> **LISTED RECORDS**:
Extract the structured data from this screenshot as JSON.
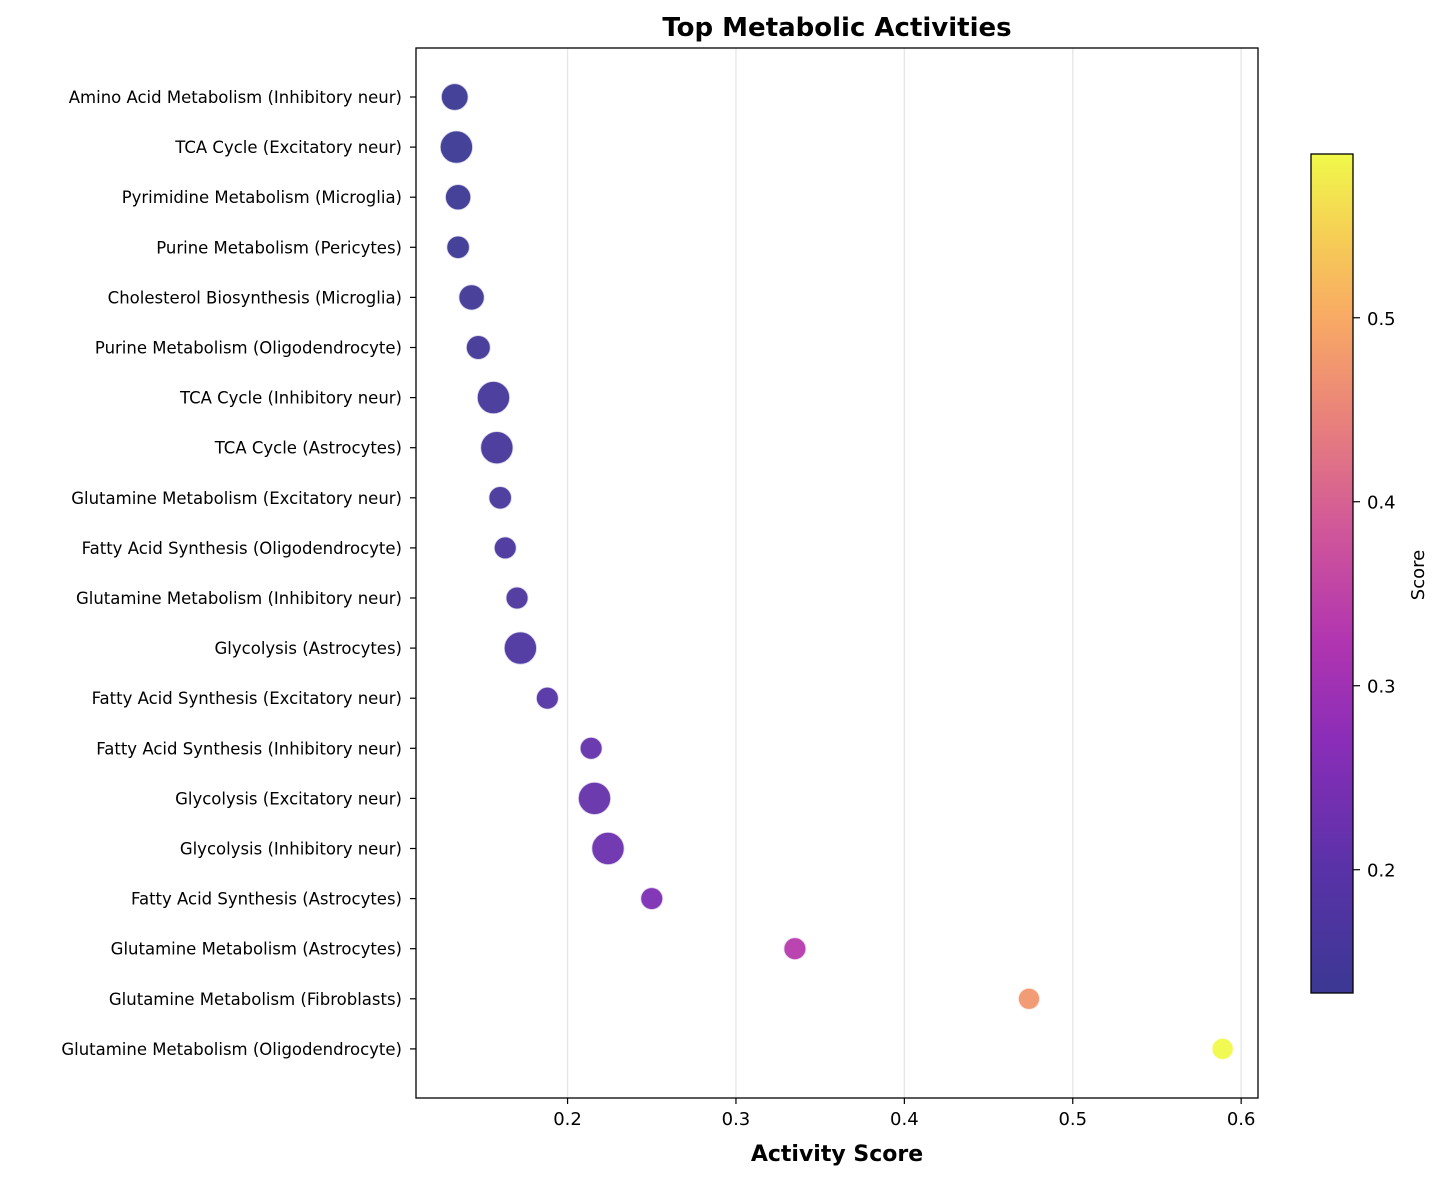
{
  "chart_data": {
    "type": "scatter",
    "title": "Top Metabolic Activities",
    "xlabel": "Activity Score",
    "ylabel": "",
    "xlim": [
      0.11,
      0.61
    ],
    "xticks": [
      0.2,
      0.3,
      0.4,
      0.5,
      0.6
    ],
    "xtick_labels": [
      "0.2",
      "0.3",
      "0.4",
      "0.5",
      "0.6"
    ],
    "grid": "vertical",
    "colormap": "plasma",
    "colorbar": {
      "label": "Score",
      "range": [
        0.133,
        0.589
      ],
      "ticks": [
        0.2,
        0.3,
        0.4,
        0.5
      ],
      "tick_labels": [
        "0.2",
        "0.3",
        "0.4",
        "0.5"
      ]
    },
    "categories": [
      "Amino Acid Metabolism (Inhibitory neur)",
      "TCA Cycle (Excitatory neur)",
      "Pyrimidine Metabolism (Microglia)",
      "Purine Metabolism (Pericytes)",
      "Cholesterol Biosynthesis (Microglia)",
      "Purine Metabolism (Oligodendrocyte)",
      "TCA Cycle (Inhibitory neur)",
      "TCA Cycle (Astrocytes)",
      "Glutamine Metabolism (Excitatory neur)",
      "Fatty Acid Synthesis (Oligodendrocyte)",
      "Glutamine Metabolism (Inhibitory neur)",
      "Glycolysis (Astrocytes)",
      "Fatty Acid Synthesis (Excitatory neur)",
      "Fatty Acid Synthesis (Inhibitory neur)",
      "Glycolysis (Excitatory neur)",
      "Glycolysis (Inhibitory neur)",
      "Fatty Acid Synthesis (Astrocytes)",
      "Glutamine Metabolism (Astrocytes)",
      "Glutamine Metabolism (Fibroblasts)",
      "Glutamine Metabolism (Oligodendrocyte)"
    ],
    "values": [
      0.133,
      0.134,
      0.135,
      0.135,
      0.143,
      0.147,
      0.156,
      0.158,
      0.16,
      0.163,
      0.17,
      0.172,
      0.188,
      0.214,
      0.216,
      0.224,
      0.25,
      0.335,
      0.474,
      0.589
    ],
    "point_size_relative": [
      0.55,
      0.75,
      0.5,
      0.4,
      0.5,
      0.45,
      0.75,
      0.75,
      0.4,
      0.38,
      0.38,
      0.75,
      0.38,
      0.38,
      0.75,
      0.75,
      0.38,
      0.38,
      0.35,
      0.35
    ]
  }
}
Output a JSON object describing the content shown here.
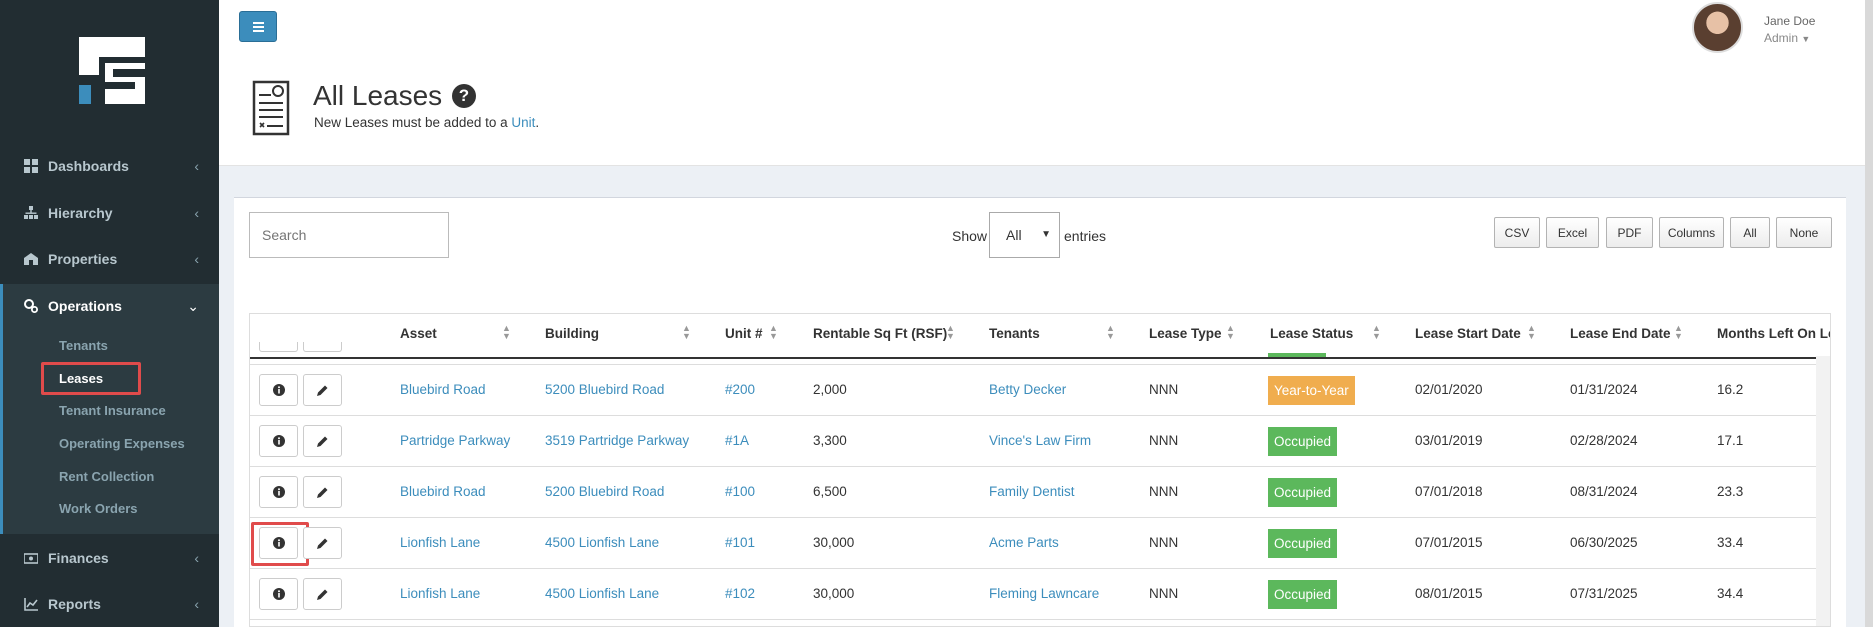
{
  "sidebar": {
    "nav": [
      {
        "label": "Dashboards",
        "icon": "dashboard-icon"
      },
      {
        "label": "Hierarchy",
        "icon": "sitemap-icon"
      },
      {
        "label": "Properties",
        "icon": "building-icon"
      },
      {
        "label": "Operations",
        "icon": "cogs-icon"
      },
      {
        "label": "Finances",
        "icon": "money-icon"
      },
      {
        "label": "Reports",
        "icon": "line-chart-icon"
      }
    ],
    "operations_sub": [
      "Tenants",
      "Leases",
      "Tenant Insurance",
      "Operating Expenses",
      "Rent Collection",
      "Work Orders"
    ],
    "active_sub": "Leases"
  },
  "user": {
    "name": "Jane Doe",
    "role": "Admin"
  },
  "page": {
    "title": "All Leases",
    "subtitle_prefix": "New Leases must be added to a ",
    "subtitle_link": "Unit",
    "subtitle_suffix": "."
  },
  "controls": {
    "search_placeholder": "Search",
    "show_label": "Show",
    "show_value": "All",
    "entries_label": "entries",
    "buttons": [
      "CSV",
      "Excel",
      "PDF",
      "Columns",
      "All",
      "None"
    ]
  },
  "table": {
    "columns": [
      "Asset",
      "Building",
      "Unit #",
      "Rentable Sq Ft (RSF)",
      "Tenants",
      "Lease Type",
      "Lease Status",
      "Lease Start Date",
      "Lease End Date",
      "Months Left On Le"
    ],
    "rows": [
      {
        "asset": "Bluebird Road",
        "building": "5200 Bluebird Road",
        "unit": "#200",
        "rsf": "2,000",
        "tenant": "Betty Decker",
        "type": "NNN",
        "status": "Year-to-Year",
        "start": "02/01/2020",
        "end": "01/31/2024",
        "months": "16.2"
      },
      {
        "asset": "Partridge Parkway",
        "building": "3519 Partridge Parkway",
        "unit": "#1A",
        "rsf": "3,300",
        "tenant": "Vince's Law Firm",
        "type": "NNN",
        "status": "Occupied",
        "start": "03/01/2019",
        "end": "02/28/2024",
        "months": "17.1"
      },
      {
        "asset": "Bluebird Road",
        "building": "5200 Bluebird Road",
        "unit": "#100",
        "rsf": "6,500",
        "tenant": "Family Dentist",
        "type": "NNN",
        "status": "Occupied",
        "start": "07/01/2018",
        "end": "08/31/2024",
        "months": "23.3"
      },
      {
        "asset": "Lionfish Lane",
        "building": "4500 Lionfish Lane",
        "unit": "#101",
        "rsf": "30,000",
        "tenant": "Acme Parts",
        "type": "NNN",
        "status": "Occupied",
        "start": "07/01/2015",
        "end": "06/30/2025",
        "months": "33.4"
      },
      {
        "asset": "Lionfish Lane",
        "building": "4500 Lionfish Lane",
        "unit": "#102",
        "rsf": "30,000",
        "tenant": "Fleming Lawncare",
        "type": "NNN",
        "status": "Occupied",
        "start": "08/01/2015",
        "end": "07/31/2025",
        "months": "34.4"
      }
    ]
  },
  "colors": {
    "sidebar_bg": "#222d32",
    "accent": "#3c8dbc",
    "status_occupied": "#5cb85c",
    "status_year_to_year": "#f0ad4e",
    "highlight": "#e04b4b"
  }
}
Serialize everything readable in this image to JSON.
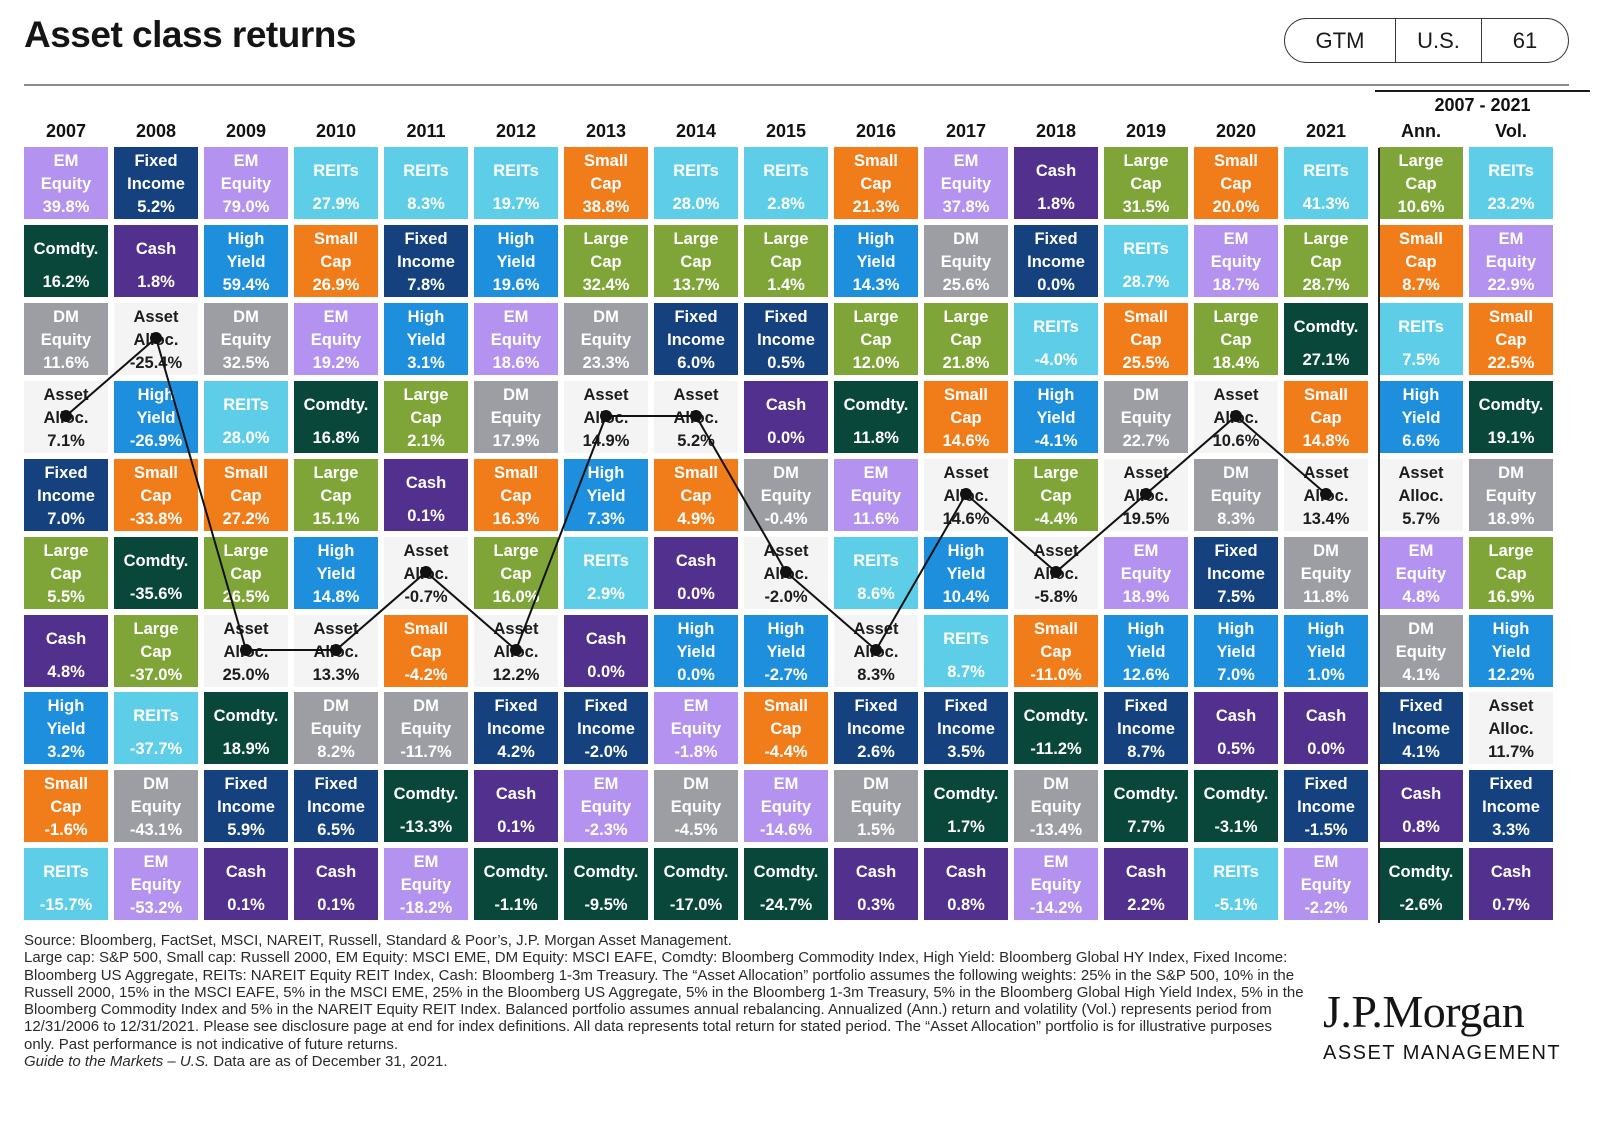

> **TASK GOAL**: Set down all the data again exactly as above, pictures excluded.

> **SOLUTION TO THE EXERCISE**:
Extract the structured data from this screenshot as JSON.
{
  "chart_data": {
    "type": "scatter",
    "title": "Top Metabolic Activities",
    "xlabel": "Activity Score",
    "ylabel": "",
    "xlim": [
      0.11,
      0.61
    ],
    "xticks": [
      0.2,
      0.3,
      0.4,
      0.5,
      0.6
    ],
    "xtick_labels": [
      "0.2",
      "0.3",
      "0.4",
      "0.5",
      "0.6"
    ],
    "grid": "vertical",
    "colormap": "plasma",
    "colorbar": {
      "label": "Score",
      "range": [
        0.133,
        0.589
      ],
      "ticks": [
        0.2,
        0.3,
        0.4,
        0.5
      ],
      "tick_labels": [
        "0.2",
        "0.3",
        "0.4",
        "0.5"
      ]
    },
    "categories": [
      "Amino Acid Metabolism (Inhibitory neur)",
      "TCA Cycle (Excitatory neur)",
      "Pyrimidine Metabolism (Microglia)",
      "Purine Metabolism (Pericytes)",
      "Cholesterol Biosynthesis (Microglia)",
      "Purine Metabolism (Oligodendrocyte)",
      "TCA Cycle (Inhibitory neur)",
      "TCA Cycle (Astrocytes)",
      "Glutamine Metabolism (Excitatory neur)",
      "Fatty Acid Synthesis (Oligodendrocyte)",
      "Glutamine Metabolism (Inhibitory neur)",
      "Glycolysis (Astrocytes)",
      "Fatty Acid Synthesis (Excitatory neur)",
      "Fatty Acid Synthesis (Inhibitory neur)",
      "Glycolysis (Excitatory neur)",
      "Glycolysis (Inhibitory neur)",
      "Fatty Acid Synthesis (Astrocytes)",
      "Glutamine Metabolism (Astrocytes)",
      "Glutamine Metabolism (Fibroblasts)",
      "Glutamine Metabolism (Oligodendrocyte)"
    ],
    "values": [
      0.133,
      0.134,
      0.135,
      0.135,
      0.143,
      0.147,
      0.156,
      0.158,
      0.16,
      0.163,
      0.17,
      0.172,
      0.188,
      0.214,
      0.216,
      0.224,
      0.25,
      0.335,
      0.474,
      0.589
    ],
    "point_size_relative": [
      0.55,
      0.75,
      0.5,
      0.4,
      0.5,
      0.45,
      0.75,
      0.75,
      0.4,
      0.38,
      0.38,
      0.75,
      0.38,
      0.38,
      0.75,
      0.75,
      0.38,
      0.38,
      0.35,
      0.35
    ]
  }
}
Output a JSON object describing the content shown here.
{
  "sidebar": {
    "nav": [
      {
        "label": "Dashboards",
        "icon": "dashboard-icon"
      },
      {
        "label": "Hierarchy",
        "icon": "sitemap-icon"
      },
      {
        "label": "Properties",
        "icon": "building-icon"
      },
      {
        "label": "Operations",
        "icon": "cogs-icon"
      },
      {
        "label": "Finances",
        "icon": "money-icon"
      },
      {
        "label": "Reports",
        "icon": "line-chart-icon"
      }
    ],
    "operations_sub": [
      "Tenants",
      "Leases",
      "Tenant Insurance",
      "Operating Expenses",
      "Rent Collection",
      "Work Orders"
    ],
    "active_sub": "Leases"
  },
  "user": {
    "name": "Jane Doe",
    "role": "Admin"
  },
  "page": {
    "title": "All Leases",
    "subtitle_prefix": "New Leases must be added to a ",
    "subtitle_link": "Unit",
    "subtitle_suffix": "."
  },
  "controls": {
    "search_placeholder": "Search",
    "show_label": "Show",
    "show_value": "All",
    "entries_label": "entries",
    "buttons": [
      "CSV",
      "Excel",
      "PDF",
      "Columns",
      "All",
      "None"
    ]
  },
  "table": {
    "columns": [
      "Asset",
      "Building",
      "Unit #",
      "Rentable Sq Ft (RSF)",
      "Tenants",
      "Lease Type",
      "Lease Status",
      "Lease Start Date",
      "Lease End Date",
      "Months Left On Le"
    ],
    "rows": [
      {
        "asset": "Bluebird Road",
        "building": "5200 Bluebird Road",
        "unit": "#200",
        "rsf": "2,000",
        "tenant": "Betty Decker",
        "type": "NNN",
        "status": "Year-to-Year",
        "start": "02/01/2020",
        "end": "01/31/2024",
        "months": "16.2"
      },
      {
        "asset": "Partridge Parkway",
        "building": "3519 Partridge Parkway",
        "unit": "#1A",
        "rsf": "3,300",
        "tenant": "Vince's Law Firm",
        "type": "NNN",
        "status": "Occupied",
        "start": "03/01/2019",
        "end": "02/28/2024",
        "months": "17.1"
      },
      {
        "asset": "Bluebird Road",
        "building": "5200 Bluebird Road",
        "unit": "#100",
        "rsf": "6,500",
        "tenant": "Family Dentist",
        "type": "NNN",
        "status": "Occupied",
        "start": "07/01/2018",
        "end": "08/31/2024",
        "months": "23.3"
      },
      {
        "asset": "Lionfish Lane",
        "building": "4500 Lionfish Lane",
        "unit": "#101",
        "rsf": "30,000",
        "tenant": "Acme Parts",
        "type": "NNN",
        "status": "Occupied",
        "start": "07/01/2015",
        "end": "06/30/2025",
        "months": "33.4"
      },
      {
        "asset": "Lionfish Lane",
        "building": "4500 Lionfish Lane",
        "unit": "#102",
        "rsf": "30,000",
        "tenant": "Fleming Lawncare",
        "type": "NNN",
        "status": "Occupied",
        "start": "08/01/2015",
        "end": "07/31/2025",
        "months": "34.4"
      }
    ]
  },
  "colors": {
    "sidebar_bg": "#222d32",
    "accent": "#3c8dbc",
    "status_occupied": "#5cb85c",
    "status_year_to_year": "#f0ad4e",
    "highlight": "#e04b4b"
  }
}
Serialize everything readable in this image to JSON.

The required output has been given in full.